> WHAT YOU NEED TO DO
Output the records exactly as they appear, with no pictures included.

-- START OF WORKING DATA --

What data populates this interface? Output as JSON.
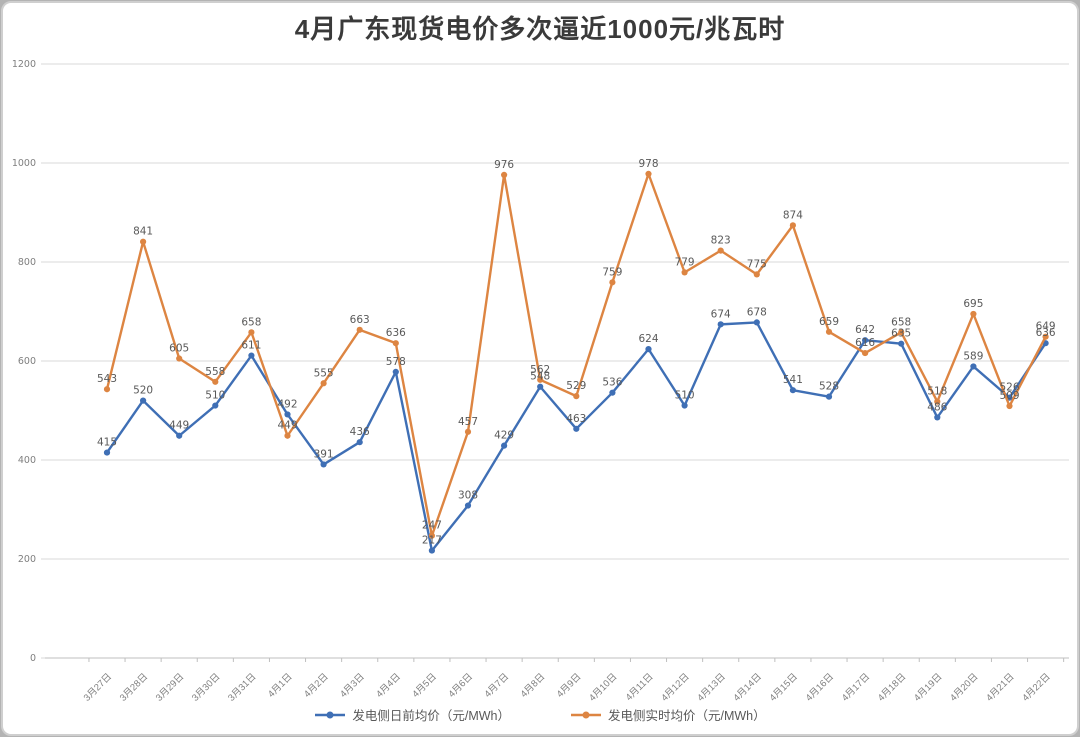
{
  "page": {
    "title": "4月广东现货电价多次逼近1000元/兆瓦时"
  },
  "chart_data": {
    "type": "line",
    "title": "4月广东现货电价多次逼近1000元/兆瓦时",
    "categories": [
      "3月27日",
      "3月28日",
      "3月29日",
      "3月30日",
      "3月31日",
      "4月1日",
      "4月2日",
      "4月3日",
      "4月4日",
      "4月5日",
      "4月6日",
      "4月7日",
      "4月8日",
      "4月9日",
      "4月10日",
      "4月11日",
      "4月12日",
      "4月13日",
      "4月14日",
      "4月15日",
      "4月16日",
      "4月17日",
      "4月18日",
      "4月19日",
      "4月20日",
      "4月21日",
      "4月22日"
    ],
    "series": [
      {
        "name": "发电侧日前均价（元/MWh）",
        "color": "#3f6fb5",
        "values": [
          415,
          520,
          449,
          510,
          611,
          492,
          391,
          436,
          578,
          217,
          308,
          429,
          548,
          463,
          536,
          624,
          510,
          674,
          678,
          541,
          528,
          642,
          635,
          486,
          589,
          526,
          636
        ]
      },
      {
        "name": "发电侧实时均价（元/MWh）",
        "color": "#dd8542",
        "values": [
          543,
          841,
          605,
          558,
          658,
          449,
          555,
          663,
          636,
          247,
          457,
          976,
          562,
          529,
          759,
          978,
          779,
          823,
          775,
          874,
          659,
          616,
          658,
          518,
          695,
          509,
          649
        ]
      }
    ],
    "ylim": [
      0,
      1200
    ],
    "yticks": [
      0,
      200,
      400,
      600,
      800,
      1000,
      1200
    ],
    "xlabel": "",
    "ylabel": "",
    "grid": "horizontal",
    "legend_position": "bottom",
    "data_labels": true,
    "colors": {
      "gridline": "#d9d9d9",
      "axis": "#bfbfbf",
      "data_label": "#595959",
      "tick_label": "#7f7f7f",
      "title": "#3a3a3a",
      "background": "#ffffff"
    }
  }
}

-- END OF WORKING DATA --

> COMPLETED EXERCISE
What data populates this interface? Output as JSON.
{
  "page": {
    "title": "4月广东现货电价多次逼近1000元/兆瓦时"
  },
  "chart_data": {
    "type": "line",
    "title": "4月广东现货电价多次逼近1000元/兆瓦时",
    "categories": [
      "3月27日",
      "3月28日",
      "3月29日",
      "3月30日",
      "3月31日",
      "4月1日",
      "4月2日",
      "4月3日",
      "4月4日",
      "4月5日",
      "4月6日",
      "4月7日",
      "4月8日",
      "4月9日",
      "4月10日",
      "4月11日",
      "4月12日",
      "4月13日",
      "4月14日",
      "4月15日",
      "4月16日",
      "4月17日",
      "4月18日",
      "4月19日",
      "4月20日",
      "4月21日",
      "4月22日"
    ],
    "series": [
      {
        "name": "发电侧日前均价（元/MWh）",
        "color": "#3f6fb5",
        "values": [
          415,
          520,
          449,
          510,
          611,
          492,
          391,
          436,
          578,
          217,
          308,
          429,
          548,
          463,
          536,
          624,
          510,
          674,
          678,
          541,
          528,
          642,
          635,
          486,
          589,
          526,
          636
        ]
      },
      {
        "name": "发电侧实时均价（元/MWh）",
        "color": "#dd8542",
        "values": [
          543,
          841,
          605,
          558,
          658,
          449,
          555,
          663,
          636,
          247,
          457,
          976,
          562,
          529,
          759,
          978,
          779,
          823,
          775,
          874,
          659,
          616,
          658,
          518,
          695,
          509,
          649
        ]
      }
    ],
    "ylim": [
      0,
      1200
    ],
    "yticks": [
      0,
      200,
      400,
      600,
      800,
      1000,
      1200
    ],
    "xlabel": "",
    "ylabel": "",
    "grid": "horizontal",
    "legend_position": "bottom",
    "data_labels": true,
    "colors": {
      "gridline": "#d9d9d9",
      "axis": "#bfbfbf",
      "data_label": "#595959",
      "tick_label": "#7f7f7f",
      "title": "#3a3a3a",
      "background": "#ffffff"
    }
  }
}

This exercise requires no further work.